--- GIVEN PASSAGE Enclosed Below ---

A grand short tale, from the Grauniad, of a biologist who's hobby is finding errors in scientific papers.

https://www.theguardian.com/science/2024/jan/29/sholto-david-biologist-find...

 elsewhere 29 Jan 2024
In reply to Offwidth:

How to make yourself unpopular...

1
 sandrow 29 Jan 2024
In reply to elsewhere:

> How to make yourself unpopular...

...doing the job journal editors and reviewers should do!

 minimike 29 Jan 2024
In reply to sandrow:

But don’t get paid for.

In reply to sandrow:

we do, but also rely on PubPeer for example, which picks up on repeat offenders. We also apply plagiarism software, software to detect the software which hides the plagiarism, and now ChatGPT detection. stuff inevitably gets through occasionally but you should see the mountains of stuff that gets rejected, we fight a rear guard action agains paper mills and consortia. Reviewers do a great job for free. TBH I’ve been heading up a journal for more than 10 years and it’s never been so challenging.

--- End of Enclosed GIVEN PASSAGE ---
--- PROVIDED MATERIAL Enclosed Below ---

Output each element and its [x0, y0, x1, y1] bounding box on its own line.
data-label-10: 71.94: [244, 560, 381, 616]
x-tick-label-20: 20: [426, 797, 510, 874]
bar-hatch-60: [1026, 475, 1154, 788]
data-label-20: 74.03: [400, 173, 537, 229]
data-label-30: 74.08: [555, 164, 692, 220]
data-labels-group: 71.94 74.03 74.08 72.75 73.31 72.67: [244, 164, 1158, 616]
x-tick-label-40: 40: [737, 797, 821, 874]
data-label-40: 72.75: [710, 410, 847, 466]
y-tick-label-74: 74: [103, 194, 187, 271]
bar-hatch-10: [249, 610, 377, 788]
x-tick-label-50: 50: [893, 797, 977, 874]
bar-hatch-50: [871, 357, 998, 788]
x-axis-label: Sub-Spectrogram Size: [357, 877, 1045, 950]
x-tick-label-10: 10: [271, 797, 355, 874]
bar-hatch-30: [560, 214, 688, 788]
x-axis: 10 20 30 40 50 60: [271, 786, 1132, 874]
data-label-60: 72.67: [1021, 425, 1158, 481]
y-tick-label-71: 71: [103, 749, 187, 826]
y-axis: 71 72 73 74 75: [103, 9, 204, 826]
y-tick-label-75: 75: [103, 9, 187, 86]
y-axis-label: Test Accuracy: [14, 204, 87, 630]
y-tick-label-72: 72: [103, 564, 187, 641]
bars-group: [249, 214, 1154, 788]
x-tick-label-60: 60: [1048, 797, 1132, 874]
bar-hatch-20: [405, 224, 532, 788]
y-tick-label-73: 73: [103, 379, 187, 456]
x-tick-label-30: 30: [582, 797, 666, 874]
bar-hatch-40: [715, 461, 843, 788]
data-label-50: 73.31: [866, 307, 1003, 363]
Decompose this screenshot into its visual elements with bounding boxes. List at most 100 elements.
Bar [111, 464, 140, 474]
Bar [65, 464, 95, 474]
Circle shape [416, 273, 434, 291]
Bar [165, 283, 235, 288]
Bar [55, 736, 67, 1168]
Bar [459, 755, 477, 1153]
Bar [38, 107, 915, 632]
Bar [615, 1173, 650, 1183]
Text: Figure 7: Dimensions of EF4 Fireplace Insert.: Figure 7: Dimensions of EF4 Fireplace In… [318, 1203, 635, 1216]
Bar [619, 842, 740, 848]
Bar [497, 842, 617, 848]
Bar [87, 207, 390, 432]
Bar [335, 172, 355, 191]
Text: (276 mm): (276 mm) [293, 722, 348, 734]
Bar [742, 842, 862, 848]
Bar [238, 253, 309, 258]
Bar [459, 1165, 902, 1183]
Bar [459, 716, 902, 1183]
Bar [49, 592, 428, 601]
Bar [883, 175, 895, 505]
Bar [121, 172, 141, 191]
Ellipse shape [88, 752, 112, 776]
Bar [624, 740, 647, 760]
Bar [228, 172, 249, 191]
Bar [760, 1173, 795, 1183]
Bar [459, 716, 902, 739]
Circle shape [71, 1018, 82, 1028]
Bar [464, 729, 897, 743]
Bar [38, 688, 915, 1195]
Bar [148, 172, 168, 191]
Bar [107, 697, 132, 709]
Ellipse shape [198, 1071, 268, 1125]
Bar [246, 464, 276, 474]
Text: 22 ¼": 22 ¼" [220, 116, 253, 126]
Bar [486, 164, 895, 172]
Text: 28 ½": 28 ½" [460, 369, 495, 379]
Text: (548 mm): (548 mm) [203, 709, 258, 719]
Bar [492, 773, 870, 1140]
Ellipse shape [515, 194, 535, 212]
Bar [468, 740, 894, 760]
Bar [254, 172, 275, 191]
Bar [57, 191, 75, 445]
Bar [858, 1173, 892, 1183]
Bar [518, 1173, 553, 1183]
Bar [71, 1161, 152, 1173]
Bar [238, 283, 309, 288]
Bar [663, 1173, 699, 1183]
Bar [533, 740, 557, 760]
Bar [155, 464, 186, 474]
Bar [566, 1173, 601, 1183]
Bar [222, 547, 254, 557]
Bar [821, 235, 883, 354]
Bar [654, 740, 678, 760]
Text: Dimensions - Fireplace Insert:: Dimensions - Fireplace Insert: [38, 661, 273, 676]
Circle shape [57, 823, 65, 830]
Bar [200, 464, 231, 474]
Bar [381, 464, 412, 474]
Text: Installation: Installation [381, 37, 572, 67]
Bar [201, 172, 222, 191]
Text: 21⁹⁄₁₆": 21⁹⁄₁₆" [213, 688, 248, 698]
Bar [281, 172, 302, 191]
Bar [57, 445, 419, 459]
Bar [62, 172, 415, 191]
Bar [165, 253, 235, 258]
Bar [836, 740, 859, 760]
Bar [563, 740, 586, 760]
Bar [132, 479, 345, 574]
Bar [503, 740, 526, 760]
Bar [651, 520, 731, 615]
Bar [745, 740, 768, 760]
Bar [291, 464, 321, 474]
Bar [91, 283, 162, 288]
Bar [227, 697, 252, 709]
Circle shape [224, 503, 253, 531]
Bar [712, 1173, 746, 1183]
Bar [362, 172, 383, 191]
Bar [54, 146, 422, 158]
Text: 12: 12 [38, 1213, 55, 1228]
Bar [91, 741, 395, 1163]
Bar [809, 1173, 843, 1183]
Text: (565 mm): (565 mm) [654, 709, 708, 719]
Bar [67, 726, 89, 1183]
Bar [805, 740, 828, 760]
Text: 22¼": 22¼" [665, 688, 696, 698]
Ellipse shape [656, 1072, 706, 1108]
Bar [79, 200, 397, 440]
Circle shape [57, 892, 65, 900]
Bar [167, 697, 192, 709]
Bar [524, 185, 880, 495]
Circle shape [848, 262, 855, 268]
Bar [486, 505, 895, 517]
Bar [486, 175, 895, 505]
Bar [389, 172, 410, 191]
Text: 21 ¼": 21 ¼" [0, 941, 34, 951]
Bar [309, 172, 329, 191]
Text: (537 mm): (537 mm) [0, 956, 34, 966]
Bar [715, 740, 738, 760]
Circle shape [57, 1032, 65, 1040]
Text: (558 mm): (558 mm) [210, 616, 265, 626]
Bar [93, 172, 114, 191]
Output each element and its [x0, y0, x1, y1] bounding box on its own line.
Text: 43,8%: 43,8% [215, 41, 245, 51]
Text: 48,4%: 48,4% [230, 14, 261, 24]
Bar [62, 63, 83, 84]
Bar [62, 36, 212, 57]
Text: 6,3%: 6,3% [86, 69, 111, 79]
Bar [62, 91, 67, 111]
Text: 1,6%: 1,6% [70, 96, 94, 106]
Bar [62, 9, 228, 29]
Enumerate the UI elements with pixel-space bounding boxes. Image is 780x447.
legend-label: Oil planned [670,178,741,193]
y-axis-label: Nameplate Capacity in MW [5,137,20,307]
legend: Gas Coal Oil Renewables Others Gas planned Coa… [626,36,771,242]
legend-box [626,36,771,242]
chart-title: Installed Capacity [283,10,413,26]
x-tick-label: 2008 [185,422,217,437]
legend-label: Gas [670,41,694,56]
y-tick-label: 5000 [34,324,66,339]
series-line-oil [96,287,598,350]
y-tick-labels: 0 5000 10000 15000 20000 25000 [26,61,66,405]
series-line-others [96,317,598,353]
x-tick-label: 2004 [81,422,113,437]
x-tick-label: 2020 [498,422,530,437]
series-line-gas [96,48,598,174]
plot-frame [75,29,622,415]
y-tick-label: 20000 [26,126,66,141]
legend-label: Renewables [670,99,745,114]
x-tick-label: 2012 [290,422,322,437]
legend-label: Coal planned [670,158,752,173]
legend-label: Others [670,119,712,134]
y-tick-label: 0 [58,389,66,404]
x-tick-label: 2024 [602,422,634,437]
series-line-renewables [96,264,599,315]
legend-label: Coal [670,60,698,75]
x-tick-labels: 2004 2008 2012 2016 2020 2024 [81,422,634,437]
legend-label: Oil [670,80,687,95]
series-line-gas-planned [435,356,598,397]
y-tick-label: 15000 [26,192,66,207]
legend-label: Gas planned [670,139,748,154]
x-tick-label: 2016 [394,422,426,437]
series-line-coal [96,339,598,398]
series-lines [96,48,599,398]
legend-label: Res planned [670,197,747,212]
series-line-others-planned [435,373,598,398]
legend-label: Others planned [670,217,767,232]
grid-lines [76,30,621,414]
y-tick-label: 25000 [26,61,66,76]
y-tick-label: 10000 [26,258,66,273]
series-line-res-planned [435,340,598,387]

--- End of Enclosed PROVIDED MATERIAL ---

PROMPT 1
Answer these questions about the forum thread:
(a) Which newspaper is the short tale about the biologist from?
(b) Besides relying on PubPeer, what three kinds of detection does the last post say the journal applies?
(c) For how long has the writer of the last post been heading up a journal?
PROMPT 2
Please copy the stretch of the forum thread from "minimike 29 Jan" through "been so challenging." word for word.
The items above aren't needed for this work.

TASK RESULT 1
(a) The Guardian (called "the Grauniad").
(b) Plagiarism software, software to detect the software that hides plagiarism, and ChatGPT detection.
(c) More than 10 years.

TASK RESULT 2
minimike 29 Jan 2024
In reply to sandrow:

But don’t get paid for.

In reply to sandrow:

we do, but also rely on PubPeer for example, which picks up on repeat offenders. We also apply plagiarism software, software to detect the software which hides the plagiarism, and now ChatGPT detection. stuff inevitably gets through occasionally but you should see the mountains of stuff that gets rejected, we fight a rear guard action agains paper mills and consortia. Reviewers do a great job for free. TBH I’ve been heading up a journal for more than 10 years and it’s never been so challenging.